▶ [TASK INSTRUCTIONS]: Please list all lines of the material below in which the string "document" occurs.

▶ [Excerpt from a dataset]:

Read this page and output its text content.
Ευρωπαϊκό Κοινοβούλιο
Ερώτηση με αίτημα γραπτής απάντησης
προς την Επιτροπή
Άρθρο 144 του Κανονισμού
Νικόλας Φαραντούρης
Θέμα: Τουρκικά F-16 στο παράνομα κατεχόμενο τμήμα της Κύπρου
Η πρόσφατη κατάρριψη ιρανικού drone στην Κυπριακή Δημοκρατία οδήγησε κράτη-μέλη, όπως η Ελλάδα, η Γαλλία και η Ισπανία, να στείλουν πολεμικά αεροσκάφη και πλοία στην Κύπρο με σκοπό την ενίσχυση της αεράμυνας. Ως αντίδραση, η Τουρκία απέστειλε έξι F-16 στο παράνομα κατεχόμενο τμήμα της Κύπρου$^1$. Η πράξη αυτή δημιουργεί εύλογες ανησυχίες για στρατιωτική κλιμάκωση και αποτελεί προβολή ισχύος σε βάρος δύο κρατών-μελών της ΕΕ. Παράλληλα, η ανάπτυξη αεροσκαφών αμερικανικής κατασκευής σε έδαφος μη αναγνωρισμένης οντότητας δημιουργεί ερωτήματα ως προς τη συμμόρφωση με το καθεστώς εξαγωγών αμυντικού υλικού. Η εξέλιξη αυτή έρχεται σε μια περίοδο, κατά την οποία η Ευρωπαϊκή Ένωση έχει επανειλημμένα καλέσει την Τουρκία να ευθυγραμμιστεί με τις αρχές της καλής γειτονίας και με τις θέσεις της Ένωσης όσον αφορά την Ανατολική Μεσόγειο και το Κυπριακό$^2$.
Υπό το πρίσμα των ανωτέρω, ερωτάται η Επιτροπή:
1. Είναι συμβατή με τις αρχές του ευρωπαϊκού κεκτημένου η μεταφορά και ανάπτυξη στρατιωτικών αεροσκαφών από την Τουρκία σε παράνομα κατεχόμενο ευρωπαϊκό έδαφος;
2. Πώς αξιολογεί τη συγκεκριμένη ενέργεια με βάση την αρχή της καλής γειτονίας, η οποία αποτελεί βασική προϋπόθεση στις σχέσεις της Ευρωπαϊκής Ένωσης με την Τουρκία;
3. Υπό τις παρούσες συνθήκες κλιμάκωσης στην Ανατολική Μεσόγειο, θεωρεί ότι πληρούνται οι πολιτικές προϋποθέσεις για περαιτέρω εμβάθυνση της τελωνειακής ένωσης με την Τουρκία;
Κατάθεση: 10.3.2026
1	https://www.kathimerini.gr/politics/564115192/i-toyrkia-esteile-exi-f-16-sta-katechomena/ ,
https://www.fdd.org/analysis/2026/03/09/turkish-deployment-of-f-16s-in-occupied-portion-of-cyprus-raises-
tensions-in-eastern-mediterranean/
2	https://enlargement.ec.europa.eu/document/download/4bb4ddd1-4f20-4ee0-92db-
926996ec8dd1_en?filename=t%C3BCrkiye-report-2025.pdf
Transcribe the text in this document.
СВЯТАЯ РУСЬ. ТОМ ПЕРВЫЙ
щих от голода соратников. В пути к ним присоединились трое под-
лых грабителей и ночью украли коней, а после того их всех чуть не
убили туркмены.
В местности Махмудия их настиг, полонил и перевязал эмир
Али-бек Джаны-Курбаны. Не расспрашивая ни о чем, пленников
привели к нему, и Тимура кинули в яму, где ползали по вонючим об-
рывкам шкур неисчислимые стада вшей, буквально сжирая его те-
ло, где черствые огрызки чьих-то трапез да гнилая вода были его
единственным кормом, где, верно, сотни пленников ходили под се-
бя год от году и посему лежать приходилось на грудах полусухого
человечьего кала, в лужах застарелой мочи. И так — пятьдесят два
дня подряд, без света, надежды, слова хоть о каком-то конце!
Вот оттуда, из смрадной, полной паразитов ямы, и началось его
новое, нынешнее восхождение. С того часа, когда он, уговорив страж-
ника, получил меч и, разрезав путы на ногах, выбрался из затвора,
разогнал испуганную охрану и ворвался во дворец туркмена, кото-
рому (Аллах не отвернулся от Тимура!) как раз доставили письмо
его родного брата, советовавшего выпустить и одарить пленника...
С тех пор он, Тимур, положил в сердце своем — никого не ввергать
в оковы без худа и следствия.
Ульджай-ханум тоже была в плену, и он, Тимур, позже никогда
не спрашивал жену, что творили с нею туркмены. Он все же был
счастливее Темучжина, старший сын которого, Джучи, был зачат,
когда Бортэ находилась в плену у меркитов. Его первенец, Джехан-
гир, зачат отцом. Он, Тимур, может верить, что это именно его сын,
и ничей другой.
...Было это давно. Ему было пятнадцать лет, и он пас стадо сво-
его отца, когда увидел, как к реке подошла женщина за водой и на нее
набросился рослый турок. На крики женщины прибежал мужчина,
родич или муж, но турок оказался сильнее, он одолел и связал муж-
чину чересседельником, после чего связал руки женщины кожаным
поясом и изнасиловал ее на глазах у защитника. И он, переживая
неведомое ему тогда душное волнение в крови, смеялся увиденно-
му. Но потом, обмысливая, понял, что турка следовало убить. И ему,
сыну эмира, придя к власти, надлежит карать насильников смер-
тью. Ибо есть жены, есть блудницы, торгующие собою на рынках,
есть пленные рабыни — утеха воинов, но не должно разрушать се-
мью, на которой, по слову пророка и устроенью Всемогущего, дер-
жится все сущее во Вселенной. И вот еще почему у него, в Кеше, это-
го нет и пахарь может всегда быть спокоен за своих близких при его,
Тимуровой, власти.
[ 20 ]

▶ [EXPECTED OUTPUT]:
2	https://enlargement.ec.europa.eu/document/download/4bb4ddd1-4f20-4ee0-92db-
Transcribe the text in this document.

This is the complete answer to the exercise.